── Excerpted data

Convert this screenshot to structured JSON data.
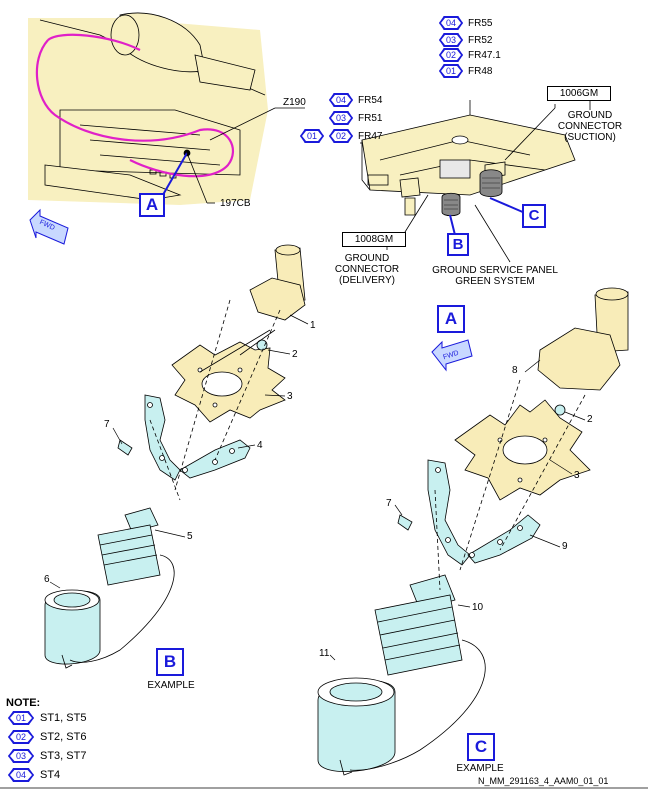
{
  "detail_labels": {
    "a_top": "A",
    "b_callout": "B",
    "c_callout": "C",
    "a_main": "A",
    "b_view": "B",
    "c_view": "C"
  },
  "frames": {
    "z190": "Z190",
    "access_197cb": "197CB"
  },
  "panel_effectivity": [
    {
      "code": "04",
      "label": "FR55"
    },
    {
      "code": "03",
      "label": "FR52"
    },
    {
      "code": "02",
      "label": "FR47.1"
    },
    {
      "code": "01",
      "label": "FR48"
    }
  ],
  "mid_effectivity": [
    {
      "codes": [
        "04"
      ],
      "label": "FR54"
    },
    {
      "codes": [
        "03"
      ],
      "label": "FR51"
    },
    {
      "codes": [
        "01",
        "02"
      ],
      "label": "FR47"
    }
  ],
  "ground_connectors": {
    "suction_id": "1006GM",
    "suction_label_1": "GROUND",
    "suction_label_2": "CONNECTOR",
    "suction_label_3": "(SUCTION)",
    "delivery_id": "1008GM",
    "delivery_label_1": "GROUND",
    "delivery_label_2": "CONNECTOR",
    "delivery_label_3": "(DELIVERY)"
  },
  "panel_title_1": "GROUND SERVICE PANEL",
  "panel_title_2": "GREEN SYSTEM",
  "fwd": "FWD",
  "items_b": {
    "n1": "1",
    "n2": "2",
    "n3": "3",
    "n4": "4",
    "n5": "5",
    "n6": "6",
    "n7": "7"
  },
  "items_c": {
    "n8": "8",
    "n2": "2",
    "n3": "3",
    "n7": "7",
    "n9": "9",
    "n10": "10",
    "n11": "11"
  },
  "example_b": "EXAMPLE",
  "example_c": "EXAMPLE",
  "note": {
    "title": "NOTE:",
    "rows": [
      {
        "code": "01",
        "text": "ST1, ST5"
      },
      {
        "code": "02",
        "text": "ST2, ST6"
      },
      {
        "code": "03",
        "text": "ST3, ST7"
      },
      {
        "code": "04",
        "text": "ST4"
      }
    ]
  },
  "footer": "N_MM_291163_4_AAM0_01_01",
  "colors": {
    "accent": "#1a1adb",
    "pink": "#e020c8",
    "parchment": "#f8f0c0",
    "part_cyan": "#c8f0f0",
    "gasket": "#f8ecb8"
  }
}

────
── Excerpted data

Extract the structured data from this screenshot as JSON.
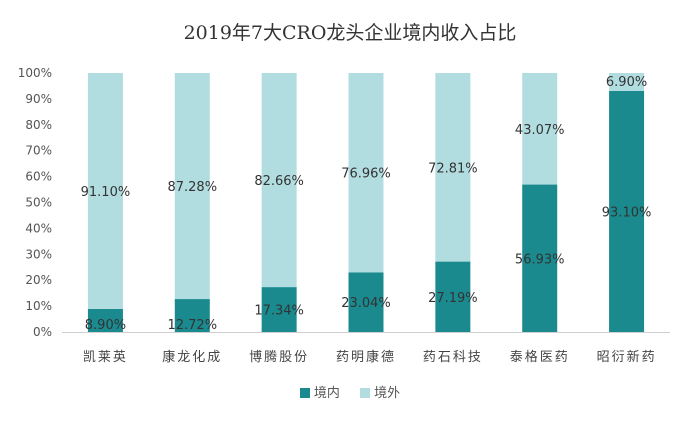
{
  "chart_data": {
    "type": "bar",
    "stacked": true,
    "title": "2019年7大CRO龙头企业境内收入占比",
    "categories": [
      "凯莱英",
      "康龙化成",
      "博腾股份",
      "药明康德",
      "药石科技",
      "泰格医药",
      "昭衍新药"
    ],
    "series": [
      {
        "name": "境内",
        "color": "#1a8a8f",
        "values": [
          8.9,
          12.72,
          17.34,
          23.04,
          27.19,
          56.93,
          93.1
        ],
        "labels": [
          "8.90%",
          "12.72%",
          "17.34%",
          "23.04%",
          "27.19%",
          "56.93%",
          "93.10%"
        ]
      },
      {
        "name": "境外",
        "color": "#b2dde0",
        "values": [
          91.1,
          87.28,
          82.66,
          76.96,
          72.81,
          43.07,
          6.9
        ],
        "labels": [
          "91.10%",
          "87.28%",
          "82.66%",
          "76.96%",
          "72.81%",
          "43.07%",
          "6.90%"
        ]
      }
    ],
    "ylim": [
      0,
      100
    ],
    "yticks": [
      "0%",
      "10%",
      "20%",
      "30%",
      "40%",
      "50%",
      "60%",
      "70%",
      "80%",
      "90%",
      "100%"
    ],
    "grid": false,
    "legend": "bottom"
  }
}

────

List all lines from the entries that include the word "structured".

> _Final answer_:
Convert this screenshot to structured JSON data.
Extract the structured data from this screenshot as JSON.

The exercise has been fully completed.